## Directions for this task
Copy the data word for word, from its first line through the line that contains "bar: 1,9 bbox=[272, 459, 576, 505]", including both of those lines.

>>>

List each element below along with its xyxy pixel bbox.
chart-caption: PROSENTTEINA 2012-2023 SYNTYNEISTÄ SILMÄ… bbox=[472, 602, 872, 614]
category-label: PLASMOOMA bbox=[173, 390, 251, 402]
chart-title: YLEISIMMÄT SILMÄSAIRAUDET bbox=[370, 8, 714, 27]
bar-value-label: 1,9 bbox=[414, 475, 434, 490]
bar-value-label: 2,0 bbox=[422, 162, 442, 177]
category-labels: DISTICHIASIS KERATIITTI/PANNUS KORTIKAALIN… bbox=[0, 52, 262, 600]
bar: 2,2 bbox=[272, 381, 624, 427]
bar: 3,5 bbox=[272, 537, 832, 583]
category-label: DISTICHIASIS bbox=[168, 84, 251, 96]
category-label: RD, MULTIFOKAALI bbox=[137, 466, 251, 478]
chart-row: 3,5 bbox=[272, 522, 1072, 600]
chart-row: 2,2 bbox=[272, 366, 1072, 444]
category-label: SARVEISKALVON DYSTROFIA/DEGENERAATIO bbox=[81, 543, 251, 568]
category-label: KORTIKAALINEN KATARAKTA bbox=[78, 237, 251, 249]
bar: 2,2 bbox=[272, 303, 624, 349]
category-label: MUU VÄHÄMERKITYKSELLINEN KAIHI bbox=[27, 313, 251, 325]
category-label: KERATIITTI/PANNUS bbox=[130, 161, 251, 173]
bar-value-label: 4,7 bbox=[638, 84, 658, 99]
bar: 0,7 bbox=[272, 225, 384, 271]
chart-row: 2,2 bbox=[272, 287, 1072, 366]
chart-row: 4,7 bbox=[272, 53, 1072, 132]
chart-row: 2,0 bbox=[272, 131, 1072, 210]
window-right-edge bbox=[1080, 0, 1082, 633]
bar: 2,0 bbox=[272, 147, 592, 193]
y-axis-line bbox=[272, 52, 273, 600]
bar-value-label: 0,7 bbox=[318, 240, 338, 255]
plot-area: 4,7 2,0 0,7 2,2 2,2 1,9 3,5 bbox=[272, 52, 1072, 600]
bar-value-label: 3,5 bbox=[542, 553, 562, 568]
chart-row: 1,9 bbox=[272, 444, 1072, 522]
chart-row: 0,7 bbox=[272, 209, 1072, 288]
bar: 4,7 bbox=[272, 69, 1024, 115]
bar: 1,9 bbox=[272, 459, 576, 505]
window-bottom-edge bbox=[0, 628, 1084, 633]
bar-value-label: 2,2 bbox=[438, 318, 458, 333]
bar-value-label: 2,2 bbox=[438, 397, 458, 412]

<<<

## Result below
List each element below along with its xyxy pixel bbox.
chart-caption: PROSENTTEINA 2012-2023 SYNTYNEISTÄ SILMÄ… bbox=[472, 602, 872, 614]
category-label: PLASMOOMA bbox=[173, 390, 251, 402]
chart-title: YLEISIMMÄT SILMÄSAIRAUDET bbox=[370, 8, 714, 27]
bar-value-label: 1,9 bbox=[414, 475, 434, 490]
bar-value-label: 2,0 bbox=[422, 162, 442, 177]
category-labels: DISTICHIASIS KERATIITTI/PANNUS KORTIKAALIN… bbox=[0, 52, 262, 600]
bar: 2,2 bbox=[272, 381, 624, 427]
bar: 3,5 bbox=[272, 537, 832, 583]
category-label: DISTICHIASIS bbox=[168, 84, 251, 96]
category-label: RD, MULTIFOKAALI bbox=[137, 466, 251, 478]
chart-row: 3,5 bbox=[272, 522, 1072, 600]
chart-row: 2,2 bbox=[272, 366, 1072, 444]
category-label: SARVEISKALVON DYSTROFIA/DEGENERAATIO bbox=[81, 543, 251, 568]
category-label: KORTIKAALINEN KATARAKTA bbox=[78, 237, 251, 249]
bar: 2,2 bbox=[272, 303, 624, 349]
category-label: MUU VÄHÄMERKITYKSELLINEN KAIHI bbox=[27, 313, 251, 325]
category-label: KERATIITTI/PANNUS bbox=[130, 161, 251, 173]
bar-value-label: 4,7 bbox=[638, 84, 658, 99]
bar: 0,7 bbox=[272, 225, 384, 271]
chart-row: 2,2 bbox=[272, 287, 1072, 366]
chart-row: 4,7 bbox=[272, 53, 1072, 132]
chart-row: 2,0 bbox=[272, 131, 1072, 210]
window-right-edge bbox=[1080, 0, 1082, 633]
bar: 2,0 bbox=[272, 147, 592, 193]
y-axis-line bbox=[272, 52, 273, 600]
bar-value-label: 0,7 bbox=[318, 240, 338, 255]
plot-area: 4,7 2,0 0,7 2,2 2,2 1,9 3,5 bbox=[272, 52, 1072, 600]
bar-value-label: 3,5 bbox=[542, 553, 562, 568]
chart-row: 1,9 bbox=[272, 444, 1072, 522]
chart-row: 0,7 bbox=[272, 209, 1072, 288]
bar: 4,7 bbox=[272, 69, 1024, 115]
bar: 1,9 bbox=[272, 459, 576, 505]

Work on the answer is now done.